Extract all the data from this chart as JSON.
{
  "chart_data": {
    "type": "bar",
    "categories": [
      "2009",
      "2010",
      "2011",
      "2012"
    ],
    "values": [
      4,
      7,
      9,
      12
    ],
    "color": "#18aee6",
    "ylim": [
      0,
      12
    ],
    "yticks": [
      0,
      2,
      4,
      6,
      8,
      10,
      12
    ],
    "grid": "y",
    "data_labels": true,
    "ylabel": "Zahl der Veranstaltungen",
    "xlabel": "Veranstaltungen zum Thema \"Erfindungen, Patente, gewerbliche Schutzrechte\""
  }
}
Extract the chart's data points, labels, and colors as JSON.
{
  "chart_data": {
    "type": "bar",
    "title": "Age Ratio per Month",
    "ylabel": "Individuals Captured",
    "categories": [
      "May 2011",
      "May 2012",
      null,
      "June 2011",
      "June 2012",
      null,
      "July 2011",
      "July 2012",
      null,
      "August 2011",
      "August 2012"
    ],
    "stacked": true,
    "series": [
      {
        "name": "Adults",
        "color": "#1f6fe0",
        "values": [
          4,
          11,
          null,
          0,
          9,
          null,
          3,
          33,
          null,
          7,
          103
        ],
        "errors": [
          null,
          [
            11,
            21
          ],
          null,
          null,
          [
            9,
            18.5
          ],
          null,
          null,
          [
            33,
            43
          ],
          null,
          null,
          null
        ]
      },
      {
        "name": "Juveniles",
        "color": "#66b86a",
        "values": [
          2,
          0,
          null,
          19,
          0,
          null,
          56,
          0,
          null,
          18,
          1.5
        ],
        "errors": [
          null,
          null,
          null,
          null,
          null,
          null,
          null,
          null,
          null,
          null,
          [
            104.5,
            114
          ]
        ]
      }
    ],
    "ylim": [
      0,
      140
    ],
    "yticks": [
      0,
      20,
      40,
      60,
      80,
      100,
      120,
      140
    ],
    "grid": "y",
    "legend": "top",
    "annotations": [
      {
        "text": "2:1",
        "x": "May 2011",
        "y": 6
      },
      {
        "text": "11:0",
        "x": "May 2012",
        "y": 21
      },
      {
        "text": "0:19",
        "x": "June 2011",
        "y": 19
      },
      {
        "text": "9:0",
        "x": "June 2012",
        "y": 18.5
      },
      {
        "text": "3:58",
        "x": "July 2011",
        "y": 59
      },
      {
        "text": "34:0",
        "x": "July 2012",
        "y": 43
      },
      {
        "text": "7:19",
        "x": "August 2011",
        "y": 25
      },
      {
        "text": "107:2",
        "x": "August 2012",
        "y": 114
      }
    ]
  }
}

* Stated problem: Copy in full each line that holds the word "ylabel".

* Response:
    "ylabel": "Zahl der Veranstaltungen",
    "ylabel": "Individuals Captured",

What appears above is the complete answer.